Set exercise :: Copy the entries below exactly. Images do not belong in the copy.

(Recorded data)
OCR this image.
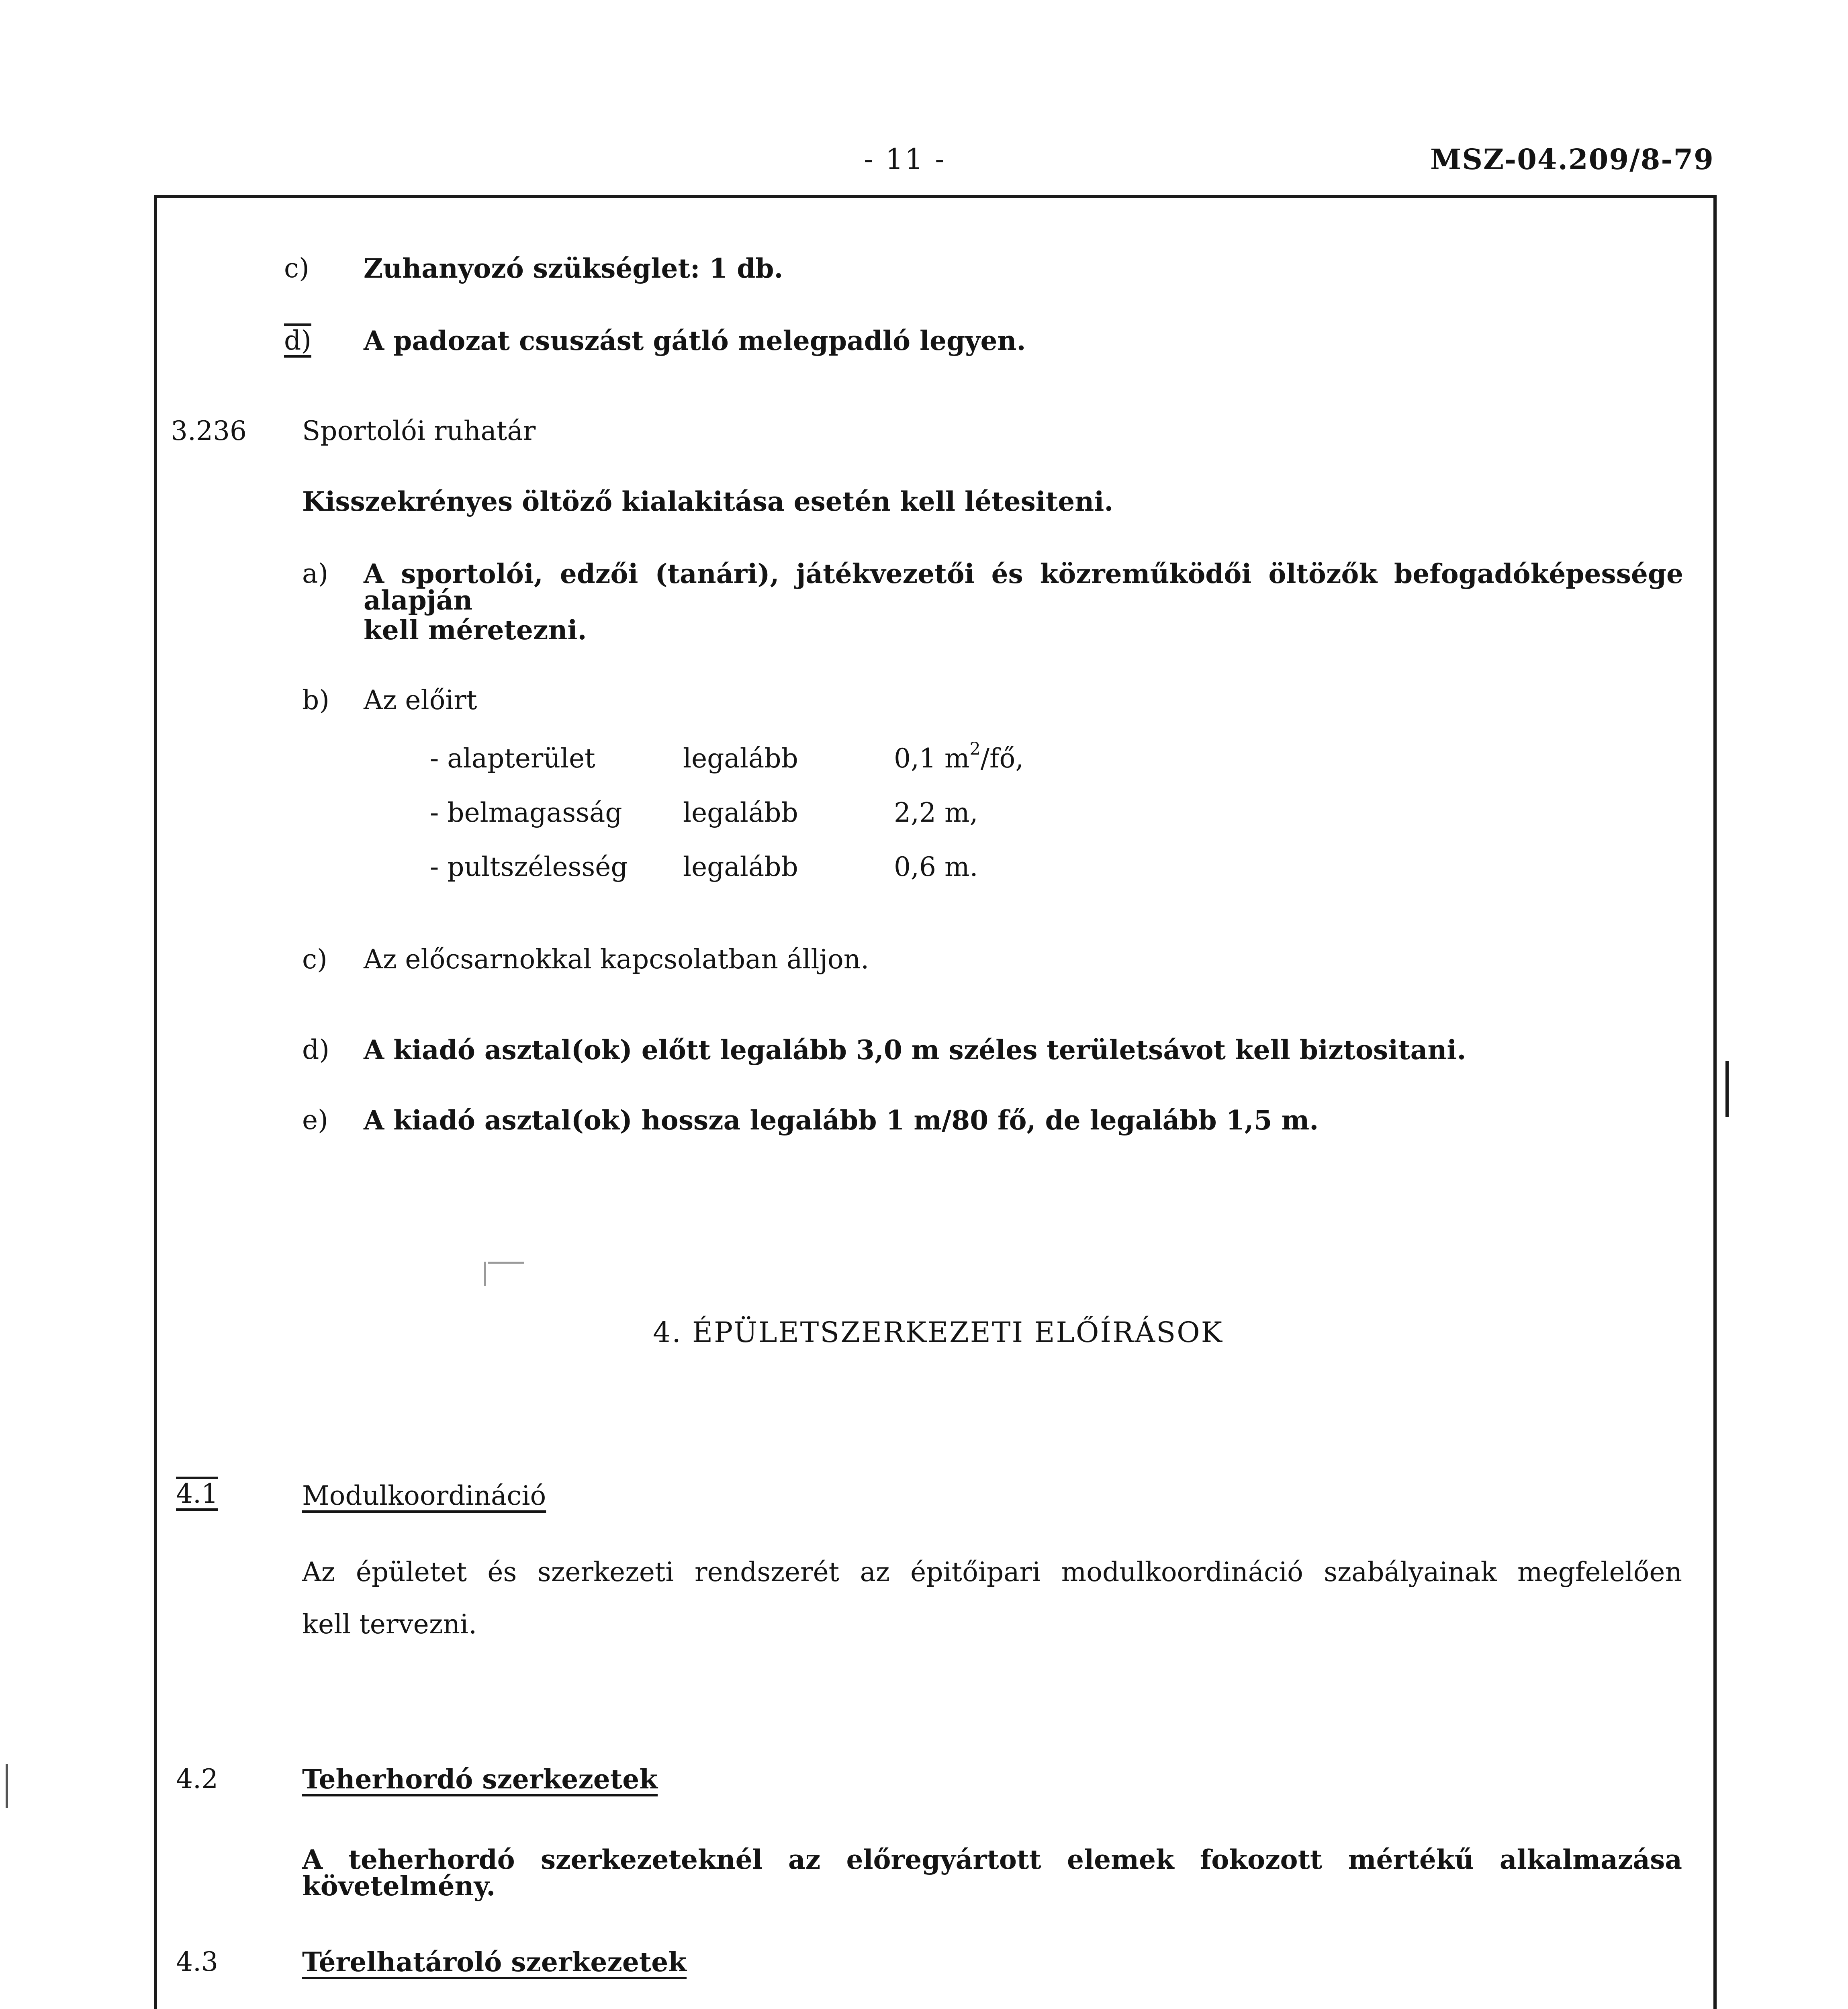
- 11 -	MSZ-04.209/8-79
c) Zuhanyozó szükséglet: 1 db.
d) A padozat csuszást gátló melegpadló legyen.
3.236 Sportolói ruhatár
Kisszekrényes öltöző kialakitása esetén kell létesiteni.
a) A sportolói, edzői (tanári), játékvezetői és közreműködői öltözők befogadóképessége alapján
kell méretezni.
b) Az előirt
- alapterület	legalább	0,1 $m^2/fő$,
- belmagasság legalább	2,2 m,
- pultszélesség legalább	0,6 m.
c) Az előcsarnokkal kapcsolatban álljon.
d) A kiadó asztal(ok) előtt legalább 3,0 m széles területsávot kell biztositani.
e) A kiadó asztal(ok) hossza legalább 1 m/80 fő, de legalább 1,5 m.
4. ÉPÜLETSZERKEZETI ELŐÍRÁSOK
4.1	Modulkoordináció
Az épületet és szerkezeti rendszerét az épitőipari modulkoordináció szabályainak megfelelően
kell tervezni.
4.2	Teherhordó szerkezetek
A teherhordó szerkezeteknél az előregyártott elemek fokozott mértékű alkalmazása követelmény.
4.3	Térelhatároló szerkezetek
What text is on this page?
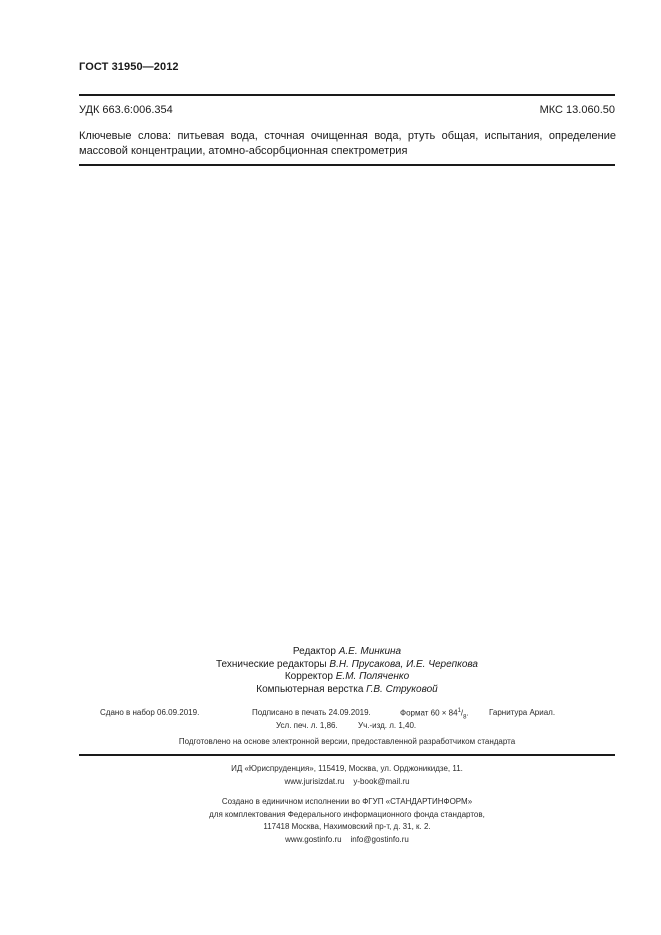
ГОСТ 31950—2012
УДК 663.6:006.354	МКС 13.060.50
Ключевые слова: питьевая вода, сточная очищенная вода, ртуть общая, испытания, определение массовой концентрации, атомно-абсорбционная спектрометрия
Редактор А.Е. Минкина
Технические редакторы В.Н. Прусакова, И.Е. Черепкова
Корректор Е.М. Поляченко
Компьютерная верстка Г.В. Струковой
Сдано в набор 06.09.2019.	Подписано в печать 24.09.2019.	Формат $60 \times 84^1/_8$.	Гарнитура Ариал.
Усл. печ. л. 1,86.	Уч.-изд. л. 1,40.
Подготовлено на основе электронной версии, предоставленной разработчиком стандарта
ИД «Юриспруденция», 115419, Москва, ул. Орджоникидзе, 11.
www.jurisizdat.ru y-book@mail.ru
Создано в единичном исполнении во ФГУП «СТАНДАРТИНФОРМ»
для комплектования Федерального информационного фонда стандартов,
117418 Москва, Нахимовский пр-т, д. 31, к. 2.
www.gostinfo.ru info@gostinfo.ru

The response ::
OCR this image.
- 11 -	MSZ-04.209/8-79
c) Zuhanyozó szükséglet: 1 db.
d) A padozat csuszást gátló melegpadló legyen.
3.236 Sportolói ruhatár
Kisszekrényes öltöző kialakitása esetén kell létesiteni.
a) A sportolói, edzői (tanári), játékvezetői és közreműködői öltözők befogadóképessége alapján
kell méretezni.
b) Az előirt
- alapterület	legalább	0,1 $m^2/fő$,
- belmagasság legalább	2,2 m,
- pultszélesség legalább	0,6 m.
c) Az előcsarnokkal kapcsolatban álljon.
d) A kiadó asztal(ok) előtt legalább 3,0 m széles területsávot kell biztositani.
e) A kiadó asztal(ok) hossza legalább 1 m/80 fő, de legalább 1,5 m.
4. ÉPÜLETSZERKEZETI ELŐÍRÁSOK
4.1	Modulkoordináció
Az épületet és szerkezeti rendszerét az épitőipari modulkoordináció szabályainak megfelelően
kell tervezni.
4.2	Teherhordó szerkezetek
A teherhordó szerkezeteknél az előregyártott elemek fokozott mértékű alkalmazása követelmény.
4.3	Térelhatároló szerkezetek
What text is on this page?
ГОСТ 31950—2012
УДК 663.6:006.354	МКС 13.060.50
Ключевые слова: питьевая вода, сточная очищенная вода, ртуть общая, испытания, определение массовой концентрации, атомно-абсорбционная спектрометрия
Редактор А.Е. Минкина
Технические редакторы В.Н. Прусакова, И.Е. Черепкова
Корректор Е.М. Поляченко
Компьютерная верстка Г.В. Струковой
Сдано в набор 06.09.2019.	Подписано в печать 24.09.2019.	Формат $60 \times 84^1/_8$.	Гарнитура Ариал.
Усл. печ. л. 1,86.	Уч.-изд. л. 1,40.
Подготовлено на основе электронной версии, предоставленной разработчиком стандарта
ИД «Юриспруденция», 115419, Москва, ул. Орджоникидзе, 11.
www.jurisizdat.ru y-book@mail.ru
Создано в единичном исполнении во ФГУП «СТАНДАРТИНФОРМ»
для комплектования Федерального информационного фонда стандартов,
117418 Москва, Нахимовский пр-т, д. 31, к. 2.
www.gostinfo.ru info@gostinfo.ru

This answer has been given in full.